(Dataset items)
+ + + +

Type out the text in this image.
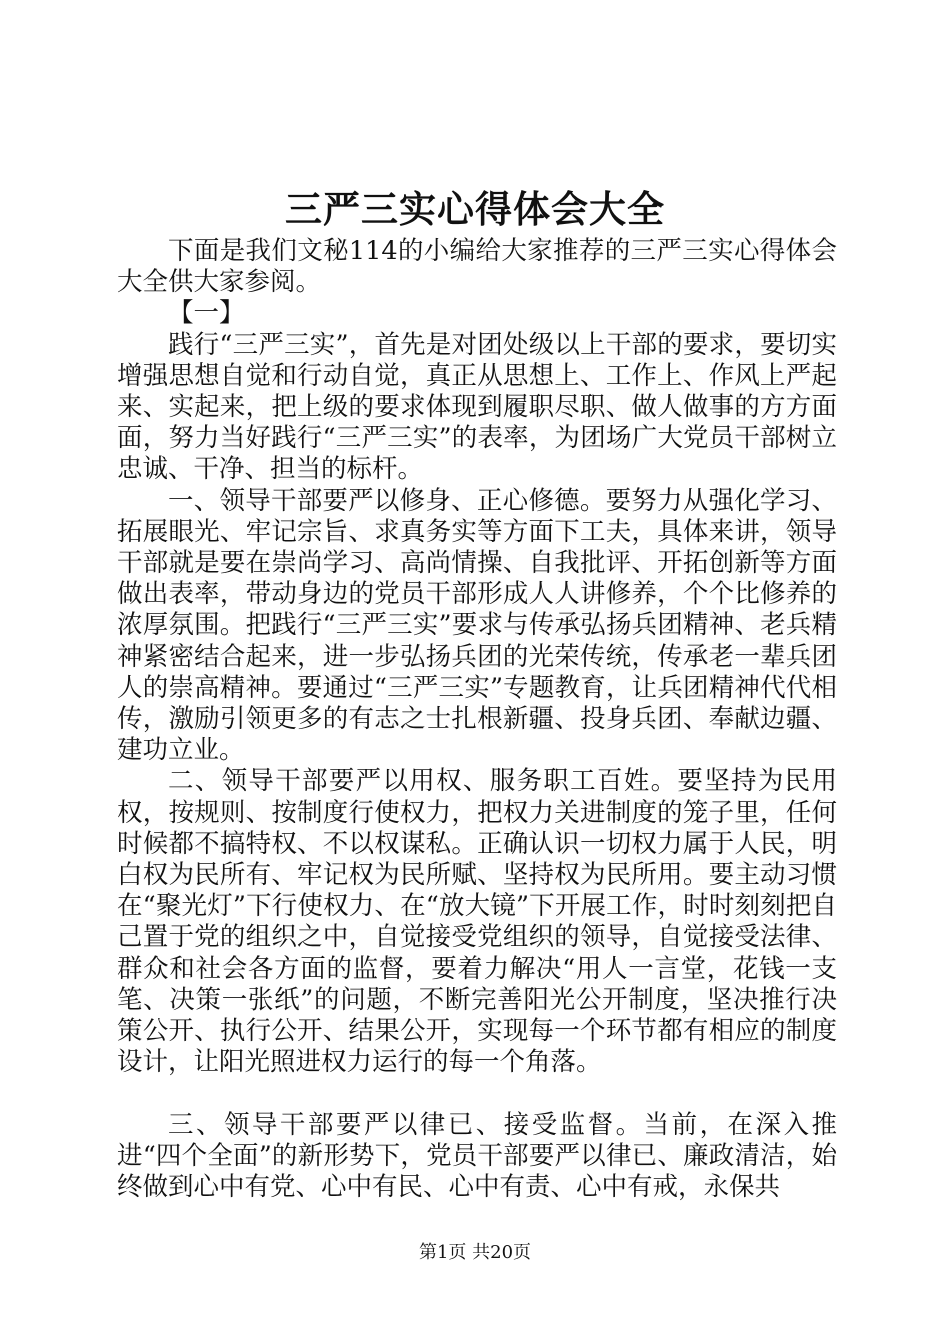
三严三实心得体会大全

下面是我们文秘114的小编给大家推荐的三严三实心得体会大全供大家参阅。

【一】

践行“三严三实”，首先是对团处级以上干部的要求，要切实增强思想自觉和行动自觉，真正从思想上、工作上、作风上严起来、实起来，把上级的要求体现到履职尽职、做人做事的方方面面，努力当好践行“三严三实”的表率，为团场广大党员干部树立忠诚、干净、担当的标杆。

一、领导干部要严以修身、正心修德。要努力从强化学习、拓展眼光、牢记宗旨、求真务实等方面下工夫，具体来讲，领导干部就是要在崇尚学习、高尚情操、自我批评、开拓创新等方面做出表率，带动身边的党员干部形成人人讲修养，个个比修养的浓厚氛围。把践行“三严三实”要求与传承弘扬兵团精神、老兵精神紧密结合起来，进一步弘扬兵团的光荣传统，传承老一辈兵团人的崇高精神。要通过“三严三实”专题教育，让兵团精神代代相传，激励引领更多的有志之士扎根新疆、投身兵团、奉献边疆、建功立业。

二、领导干部要严以用权、服务职工百姓。要坚持为民用权，按规则、按制度行使权力，把权力关进制度的笼子里，任何时候都不搞特权、不以权谋私。正确认识一切权力属于人民，明白权为民所有、牢记权为民所赋、坚持权为民所用。要主动习惯在“聚光灯”下行使权力、在“放大镜”下开展工作，时时刻刻把自己置于党的组织之中，自觉接受党组织的领导，自觉接受法律、群众和社会各方面的监督，要着力解决“用人一言堂，花钱一支笔、决策一张纸”的问题，不断完善阳光公开制度，坚决推行决策公开、执行公开、结果公开，实现每一个环节都有相应的制度设计，让阳光照进权力运行的每一个角落。

三、领导干部要严以律已、接受监督。当前，在深入推进“四个全面”的新形势下，党员干部要严以律已、廉政清洁，始终做到心中有党、心中有民、心中有责、心中有戒，永保共

第1页 共20页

+ + + +

Extract the text of all the records above verbatim, excluding pictures.

**RESPONSE TO THIS TASK:**
Type out the text in this image.
三严三实心得体会大全

下面是我们文秘114的小编给大家推荐的三严三实心得体会大全供大家参阅。

【一】

践行“三严三实”，首先是对团处级以上干部的要求，要切实增强思想自觉和行动自觉，真正从思想上、工作上、作风上严起来、实起来，把上级的要求体现到履职尽职、做人做事的方方面面，努力当好践行“三严三实”的表率，为团场广大党员干部树立忠诚、干净、担当的标杆。

一、领导干部要严以修身、正心修德。要努力从强化学习、拓展眼光、牢记宗旨、求真务实等方面下工夫，具体来讲，领导干部就是要在崇尚学习、高尚情操、自我批评、开拓创新等方面做出表率，带动身边的党员干部形成人人讲修养，个个比修养的浓厚氛围。把践行“三严三实”要求与传承弘扬兵团精神、老兵精神紧密结合起来，进一步弘扬兵团的光荣传统，传承老一辈兵团人的崇高精神。要通过“三严三实”专题教育，让兵团精神代代相传，激励引领更多的有志之士扎根新疆、投身兵团、奉献边疆、建功立业。

二、领导干部要严以用权、服务职工百姓。要坚持为民用权，按规则、按制度行使权力，把权力关进制度的笼子里，任何时候都不搞特权、不以权谋私。正确认识一切权力属于人民，明白权为民所有、牢记权为民所赋、坚持权为民所用。要主动习惯在“聚光灯”下行使权力、在“放大镜”下开展工作，时时刻刻把自己置于党的组织之中，自觉接受党组织的领导，自觉接受法律、群众和社会各方面的监督，要着力解决“用人一言堂，花钱一支笔、决策一张纸”的问题，不断完善阳光公开制度，坚决推行决策公开、执行公开、结果公开，实现每一个环节都有相应的制度设计，让阳光照进权力运行的每一个角落。

三、领导干部要严以律已、接受监督。当前，在深入推进“四个全面”的新形势下，党员干部要严以律已、廉政清洁，始终做到心中有党、心中有民、心中有责、心中有戒，永保共

第1页 共20页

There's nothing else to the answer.